WRITTEN TASK:
Every entry must be repeated exactly. Exclude all pictures.

DATASET ROWS:

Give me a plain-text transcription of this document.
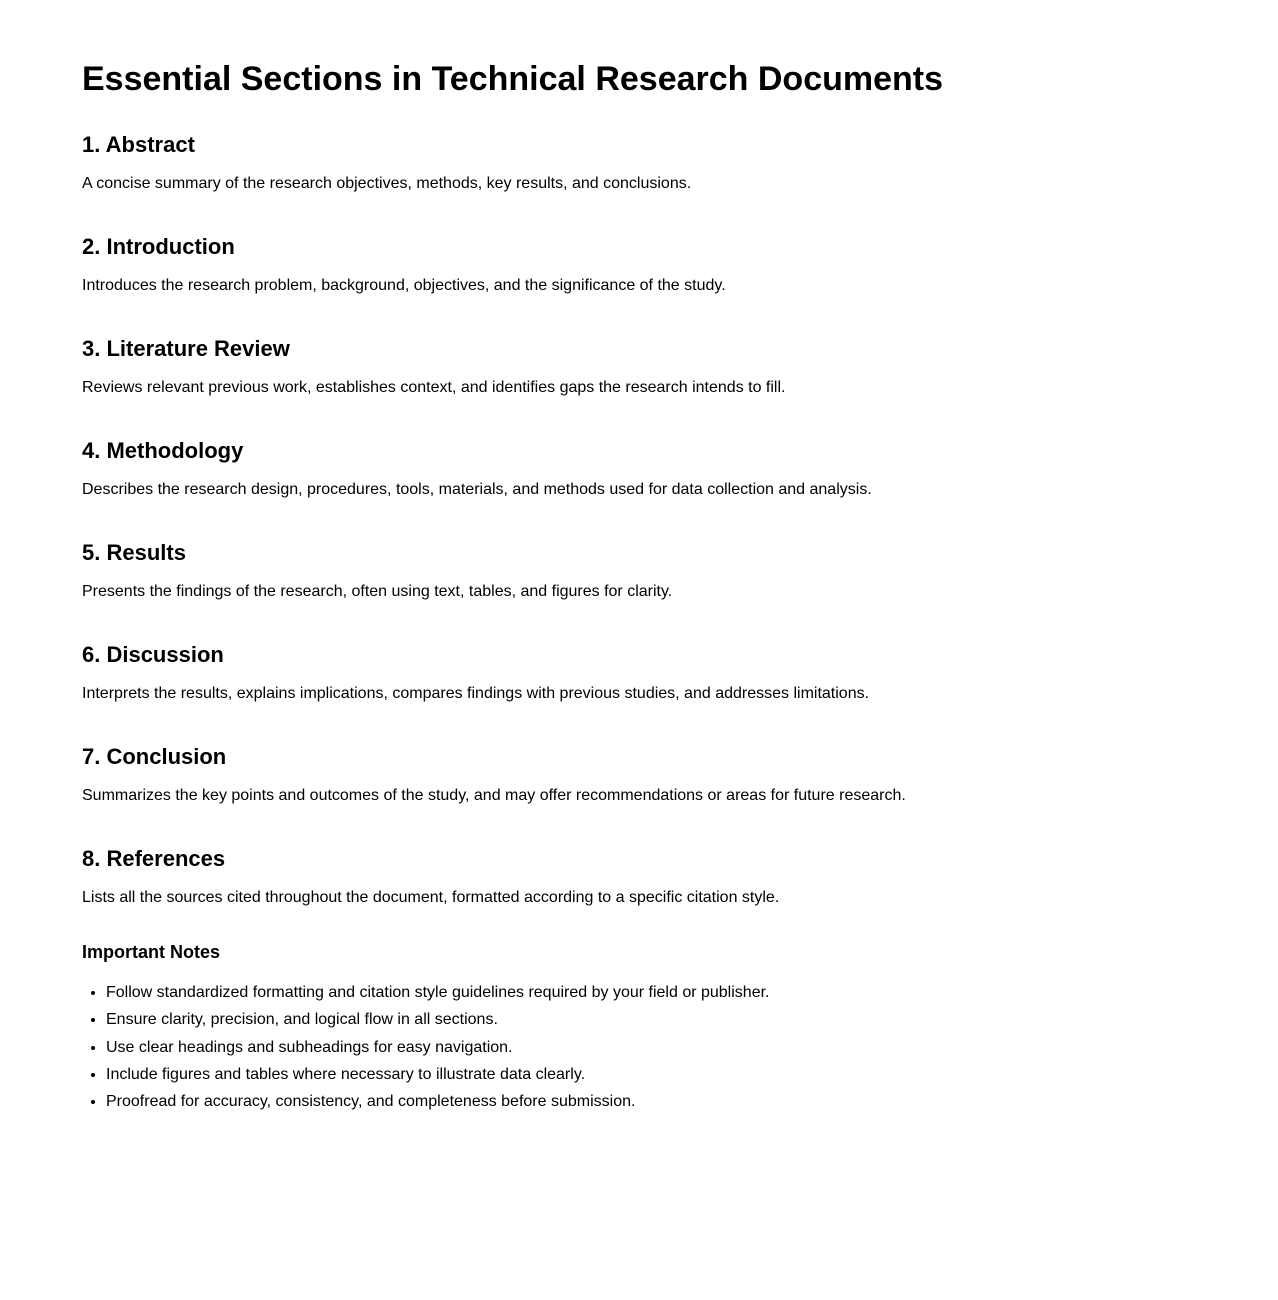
Essential Sections in Technical Research Documents
1. Abstract

A concise summary of the research objectives, methods, key results, and conclusions.

2. Introduction

Introduces the research problem, background, objectives, and the significance of the study.

3. Literature Review

Reviews relevant previous work, establishes context, and identifies gaps the research intends to fill.

4. Methodology

Describes the research design, procedures, tools, materials, and methods used for data collection and analysis.

5. Results

Presents the findings of the research, often using text, tables, and figures for clarity.

6. Discussion

Interprets the results, explains implications, compares findings with previous studies, and addresses limitations.

7. Conclusion

Summarizes the key points and outcomes of the study, and may offer recommendations or areas for future research.

8. References

Lists all the sources cited throughout the document, formatted according to a specific citation style.

Important Notes
• Follow standardized formatting and citation style guidelines required by your field or publisher.
• Ensure clarity, precision, and logical flow in all sections.
• Use clear headings and subheadings for easy navigation.
• Include figures and tables where necessary to illustrate data clearly.
• Proofread for accuracy, consistency, and completeness before submission.
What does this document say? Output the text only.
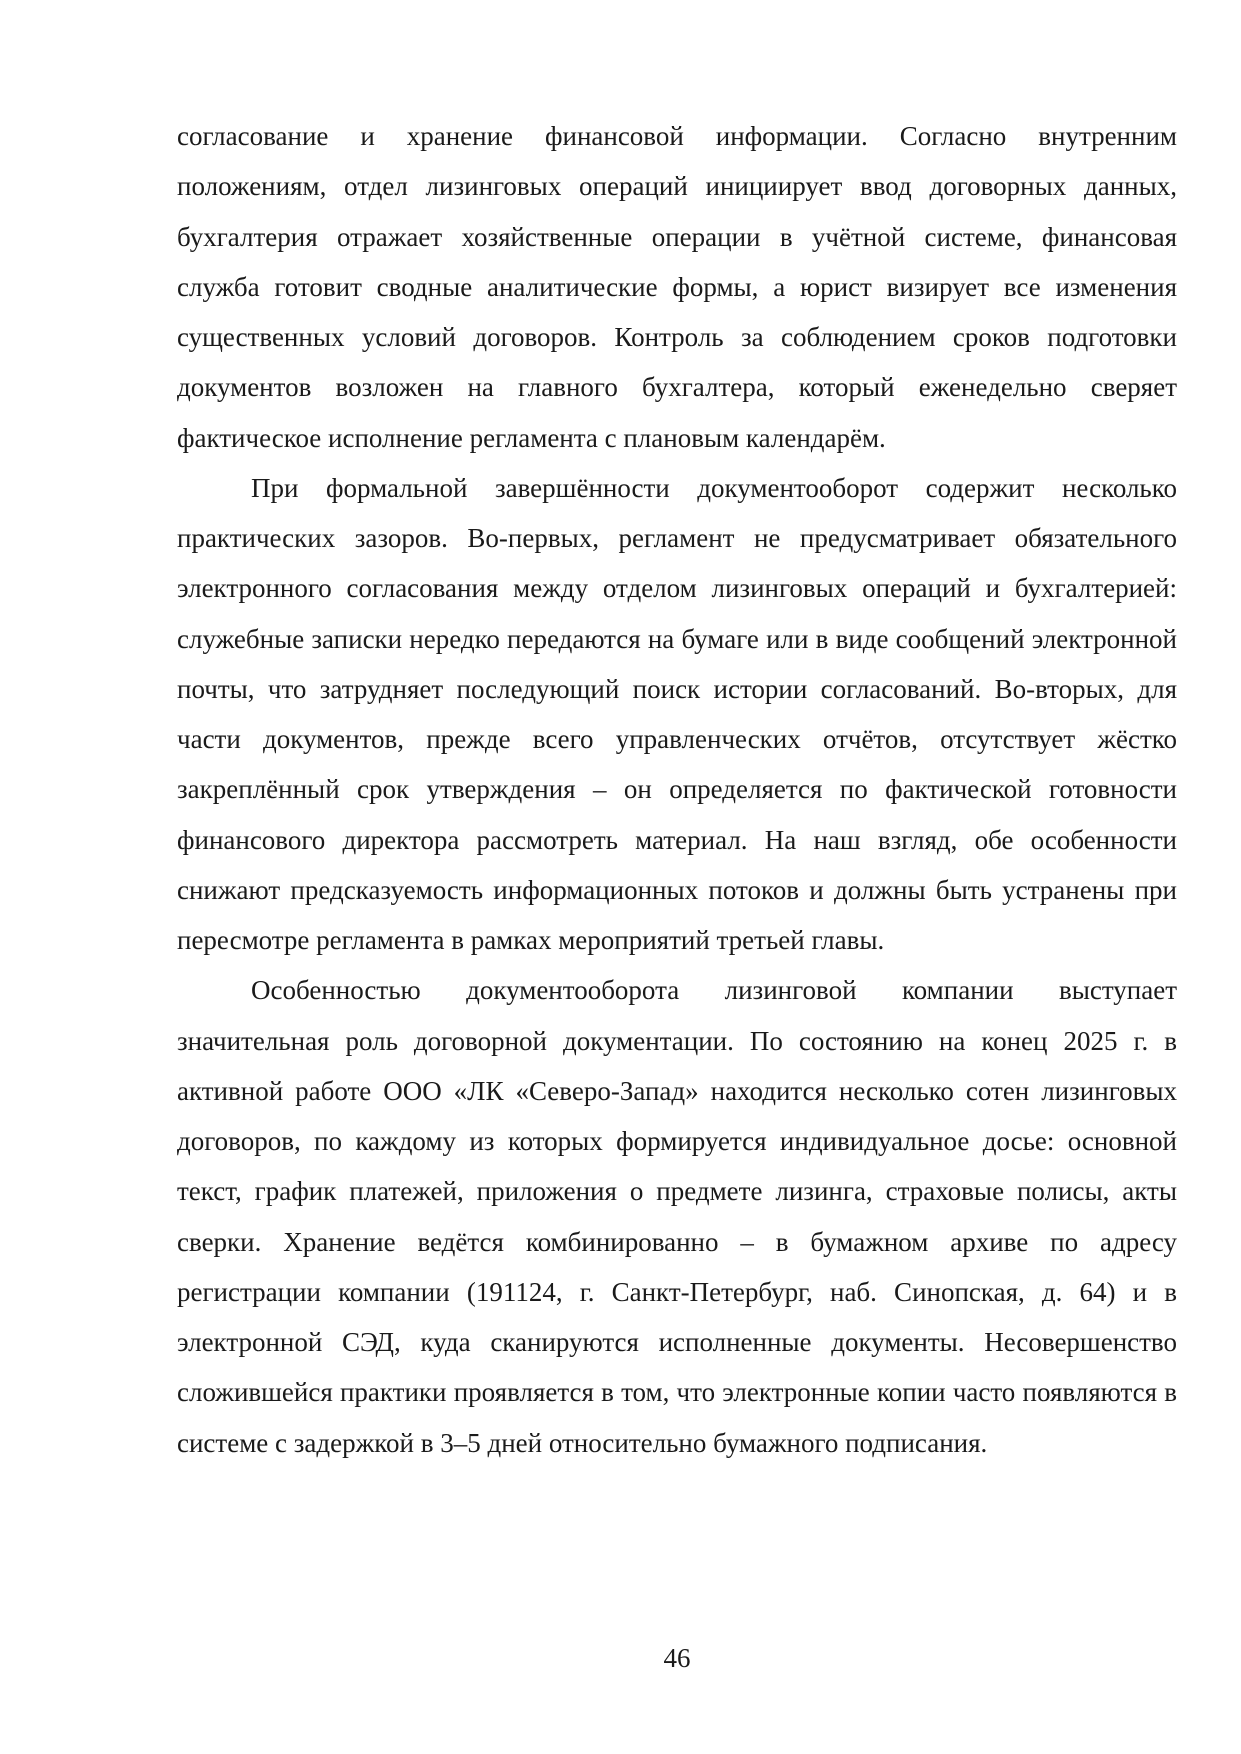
согласование и хранение финансовой информации. Согласно внутренним положениям, отдел лизинговых операций инициирует ввод договорных данных, бухгалтерия отражает хозяйственные операции в учётной системе, финансовая служба готовит сводные аналитические формы, а юрист визирует все изменения существенных условий договоров. Контроль за соблюдением сроков подготовки документов возложен на главного бухгалтера, который еженедельно сверяет фактическое исполнение регламента с плановым календарём.

При формальной завершённости документооборот содержит несколько практических зазоров. Во-первых, регламент не предусматривает обязательного электронного согласования между отделом лизинговых операций и бухгалтерией: служебные записки нередко передаются на бумаге или в виде сообщений электронной почты, что затрудняет последующий поиск истории согласований. Во-вторых, для части документов, прежде всего управленческих отчётов, отсутствует жёстко закреплённый срок утверждения – он определяется по фактической готовности финансового директора рассмотреть материал. На наш взгляд, обе особенности снижают предсказуемость информационных потоков и должны быть устранены при пересмотре регламента в рамках мероприятий третьей главы.

Особенностью документооборота лизинговой компании выступает значительная роль договорной документации. По состоянию на конец 2025 г. в активной работе ООО «ЛК «Северо-Запад» находится несколько сотен лизинговых договоров, по каждому из которых формируется индивидуальное досье: основной текст, график платежей, приложения о предмете лизинга, страховые полисы, акты сверки. Хранение ведётся комбинированно – в бумажном архиве по адресу регистрации компании (191124, г. Санкт-Петербург, наб. Синопская, д. 64) и в электронной СЭД, куда сканируются исполненные документы. Несовершенство сложившейся практики проявляется в том, что электронные копии часто появляются в системе с задержкой в 3–5 дней относительно бумажного подписания.

46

PROBLEM SOLUTION:
Give me a plain-text transcription of this document.
Essential Sections in Technical Research Documents
1. Abstract

A concise summary of the research objectives, methods, key results, and conclusions.

2. Introduction

Introduces the research problem, background, objectives, and the significance of the study.

3. Literature Review

Reviews relevant previous work, establishes context, and identifies gaps the research intends to fill.

4. Methodology

Describes the research design, procedures, tools, materials, and methods used for data collection and analysis.

5. Results

Presents the findings of the research, often using text, tables, and figures for clarity.

6. Discussion

Interprets the results, explains implications, compares findings with previous studies, and addresses limitations.

7. Conclusion

Summarizes the key points and outcomes of the study, and may offer recommendations or areas for future research.

8. References

Lists all the sources cited throughout the document, formatted according to a specific citation style.

Important Notes
• Follow standardized formatting and citation style guidelines required by your field or publisher.
• Ensure clarity, precision, and logical flow in all sections.
• Use clear headings and subheadings for easy navigation.
• Include figures and tables where necessary to illustrate data clearly.
• Proofread for accuracy, consistency, and completeness before submission.
What does this document say? Output the text only.
согласование и хранение финансовой информации. Согласно внутренним положениям, отдел лизинговых операций инициирует ввод договорных данных, бухгалтерия отражает хозяйственные операции в учётной системе, финансовая служба готовит сводные аналитические формы, а юрист визирует все изменения существенных условий договоров. Контроль за соблюдением сроков подготовки документов возложен на главного бухгалтера, который еженедельно сверяет фактическое исполнение регламента с плановым календарём.

При формальной завершённости документооборот содержит несколько практических зазоров. Во-первых, регламент не предусматривает обязательного электронного согласования между отделом лизинговых операций и бухгалтерией: служебные записки нередко передаются на бумаге или в виде сообщений электронной почты, что затрудняет последующий поиск истории согласований. Во-вторых, для части документов, прежде всего управленческих отчётов, отсутствует жёстко закреплённый срок утверждения – он определяется по фактической готовности финансового директора рассмотреть материал. На наш взгляд, обе особенности снижают предсказуемость информационных потоков и должны быть устранены при пересмотре регламента в рамках мероприятий третьей главы.

Особенностью документооборота лизинговой компании выступает значительная роль договорной документации. По состоянию на конец 2025 г. в активной работе ООО «ЛК «Северо-Запад» находится несколько сотен лизинговых договоров, по каждому из которых формируется индивидуальное досье: основной текст, график платежей, приложения о предмете лизинга, страховые полисы, акты сверки. Хранение ведётся комбинированно – в бумажном архиве по адресу регистрации компании (191124, г. Санкт-Петербург, наб. Синопская, д. 64) и в электронной СЭД, куда сканируются исполненные документы. Несовершенство сложившейся практики проявляется в том, что электронные копии часто появляются в системе с задержкой в 3–5 дней относительно бумажного подписания.

46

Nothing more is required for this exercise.